> **PROBLEM TO WORK ON**:
Please say how many lines of the listing hold "behavioral", with no other words in the answer.

Dataset items
* BEGIN *
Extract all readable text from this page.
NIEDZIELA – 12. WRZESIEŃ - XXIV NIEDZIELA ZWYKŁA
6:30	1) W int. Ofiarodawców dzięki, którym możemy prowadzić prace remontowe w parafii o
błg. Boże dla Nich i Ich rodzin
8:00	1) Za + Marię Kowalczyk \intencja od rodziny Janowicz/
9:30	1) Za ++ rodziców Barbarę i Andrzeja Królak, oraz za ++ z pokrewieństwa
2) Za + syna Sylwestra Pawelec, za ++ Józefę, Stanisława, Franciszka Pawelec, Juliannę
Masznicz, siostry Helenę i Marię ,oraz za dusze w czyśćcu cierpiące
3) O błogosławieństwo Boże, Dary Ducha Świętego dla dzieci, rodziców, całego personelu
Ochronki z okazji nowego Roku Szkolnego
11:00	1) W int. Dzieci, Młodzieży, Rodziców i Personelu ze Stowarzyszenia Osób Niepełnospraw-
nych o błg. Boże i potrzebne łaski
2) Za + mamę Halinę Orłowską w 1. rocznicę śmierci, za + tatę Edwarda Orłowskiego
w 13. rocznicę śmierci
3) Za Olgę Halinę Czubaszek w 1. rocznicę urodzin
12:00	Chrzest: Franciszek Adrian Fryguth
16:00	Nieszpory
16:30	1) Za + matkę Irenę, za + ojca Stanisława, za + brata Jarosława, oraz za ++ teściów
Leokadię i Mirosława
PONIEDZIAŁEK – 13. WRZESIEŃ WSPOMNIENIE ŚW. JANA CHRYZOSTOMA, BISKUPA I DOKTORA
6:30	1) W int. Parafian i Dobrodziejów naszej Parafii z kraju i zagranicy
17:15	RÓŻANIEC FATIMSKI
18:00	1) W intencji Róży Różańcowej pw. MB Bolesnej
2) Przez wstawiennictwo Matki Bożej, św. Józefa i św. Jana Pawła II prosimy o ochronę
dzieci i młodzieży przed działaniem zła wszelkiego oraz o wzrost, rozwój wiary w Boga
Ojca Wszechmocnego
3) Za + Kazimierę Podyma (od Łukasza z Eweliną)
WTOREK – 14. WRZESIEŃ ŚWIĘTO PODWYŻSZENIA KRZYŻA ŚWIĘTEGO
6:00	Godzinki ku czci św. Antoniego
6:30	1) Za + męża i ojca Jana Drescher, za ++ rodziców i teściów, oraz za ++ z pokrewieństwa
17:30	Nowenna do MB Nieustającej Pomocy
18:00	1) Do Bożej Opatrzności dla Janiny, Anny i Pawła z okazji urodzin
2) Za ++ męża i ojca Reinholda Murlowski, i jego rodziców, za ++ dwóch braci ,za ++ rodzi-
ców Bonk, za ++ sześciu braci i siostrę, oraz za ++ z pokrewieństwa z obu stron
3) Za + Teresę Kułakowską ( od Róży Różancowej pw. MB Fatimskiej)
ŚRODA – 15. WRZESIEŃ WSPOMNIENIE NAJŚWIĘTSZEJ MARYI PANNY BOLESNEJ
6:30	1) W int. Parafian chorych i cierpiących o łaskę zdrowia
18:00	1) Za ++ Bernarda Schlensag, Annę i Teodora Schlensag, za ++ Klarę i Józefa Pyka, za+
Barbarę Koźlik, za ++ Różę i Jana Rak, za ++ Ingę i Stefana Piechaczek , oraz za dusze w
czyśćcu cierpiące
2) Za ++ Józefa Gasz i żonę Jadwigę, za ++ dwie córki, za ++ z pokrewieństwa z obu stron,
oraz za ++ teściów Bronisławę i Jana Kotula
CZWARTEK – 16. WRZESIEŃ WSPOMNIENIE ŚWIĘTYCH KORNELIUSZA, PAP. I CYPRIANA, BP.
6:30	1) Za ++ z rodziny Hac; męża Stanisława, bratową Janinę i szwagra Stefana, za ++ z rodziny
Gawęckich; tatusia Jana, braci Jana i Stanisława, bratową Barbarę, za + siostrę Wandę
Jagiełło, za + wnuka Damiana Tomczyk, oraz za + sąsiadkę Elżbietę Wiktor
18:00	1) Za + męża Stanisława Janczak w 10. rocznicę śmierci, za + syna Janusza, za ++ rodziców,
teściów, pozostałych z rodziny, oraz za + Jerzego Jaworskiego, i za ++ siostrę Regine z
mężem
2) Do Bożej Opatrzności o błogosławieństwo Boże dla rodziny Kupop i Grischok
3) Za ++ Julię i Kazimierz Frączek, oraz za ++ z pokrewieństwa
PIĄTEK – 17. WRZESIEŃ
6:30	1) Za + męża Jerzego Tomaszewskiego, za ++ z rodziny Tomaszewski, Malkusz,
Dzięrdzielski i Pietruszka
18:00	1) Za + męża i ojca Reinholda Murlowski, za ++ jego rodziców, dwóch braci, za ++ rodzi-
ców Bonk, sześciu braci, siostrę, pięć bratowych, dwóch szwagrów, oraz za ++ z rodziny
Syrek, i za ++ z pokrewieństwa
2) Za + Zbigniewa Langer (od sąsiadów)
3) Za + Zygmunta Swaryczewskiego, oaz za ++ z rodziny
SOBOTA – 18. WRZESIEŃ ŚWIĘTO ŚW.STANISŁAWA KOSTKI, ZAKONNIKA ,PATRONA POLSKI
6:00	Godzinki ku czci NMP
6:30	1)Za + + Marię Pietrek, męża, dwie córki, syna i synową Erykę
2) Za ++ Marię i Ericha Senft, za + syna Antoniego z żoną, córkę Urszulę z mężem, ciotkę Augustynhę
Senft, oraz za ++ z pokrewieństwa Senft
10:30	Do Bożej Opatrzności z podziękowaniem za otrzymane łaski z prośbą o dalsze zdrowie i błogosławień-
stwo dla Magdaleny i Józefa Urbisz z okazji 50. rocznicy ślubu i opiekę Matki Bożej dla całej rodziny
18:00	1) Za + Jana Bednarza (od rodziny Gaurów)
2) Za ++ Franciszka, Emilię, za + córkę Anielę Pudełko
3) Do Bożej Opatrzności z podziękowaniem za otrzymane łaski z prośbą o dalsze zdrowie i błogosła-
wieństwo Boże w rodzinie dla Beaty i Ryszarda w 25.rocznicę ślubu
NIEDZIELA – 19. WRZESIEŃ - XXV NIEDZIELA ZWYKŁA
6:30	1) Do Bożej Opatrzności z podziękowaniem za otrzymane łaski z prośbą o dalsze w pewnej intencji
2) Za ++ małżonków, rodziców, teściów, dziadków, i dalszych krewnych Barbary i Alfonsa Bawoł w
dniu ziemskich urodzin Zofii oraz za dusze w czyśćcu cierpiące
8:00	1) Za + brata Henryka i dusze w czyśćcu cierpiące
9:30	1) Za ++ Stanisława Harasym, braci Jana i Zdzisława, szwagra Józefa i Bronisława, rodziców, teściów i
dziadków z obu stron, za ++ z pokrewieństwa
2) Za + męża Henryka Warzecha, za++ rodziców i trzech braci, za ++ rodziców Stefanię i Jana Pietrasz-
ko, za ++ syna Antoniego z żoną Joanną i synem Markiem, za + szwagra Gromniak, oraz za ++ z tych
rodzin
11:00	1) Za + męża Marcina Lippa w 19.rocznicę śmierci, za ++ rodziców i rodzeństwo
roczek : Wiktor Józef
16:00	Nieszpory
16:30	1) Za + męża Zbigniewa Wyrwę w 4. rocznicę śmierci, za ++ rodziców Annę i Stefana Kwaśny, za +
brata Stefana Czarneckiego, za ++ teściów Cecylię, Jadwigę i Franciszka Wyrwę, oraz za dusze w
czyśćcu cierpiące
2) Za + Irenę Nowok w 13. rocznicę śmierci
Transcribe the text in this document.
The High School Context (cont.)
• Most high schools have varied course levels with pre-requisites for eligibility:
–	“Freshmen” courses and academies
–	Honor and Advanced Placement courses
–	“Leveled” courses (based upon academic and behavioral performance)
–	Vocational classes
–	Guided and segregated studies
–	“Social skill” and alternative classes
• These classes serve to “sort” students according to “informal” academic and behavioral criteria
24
* END *
> **TASK SOLUTION**:
2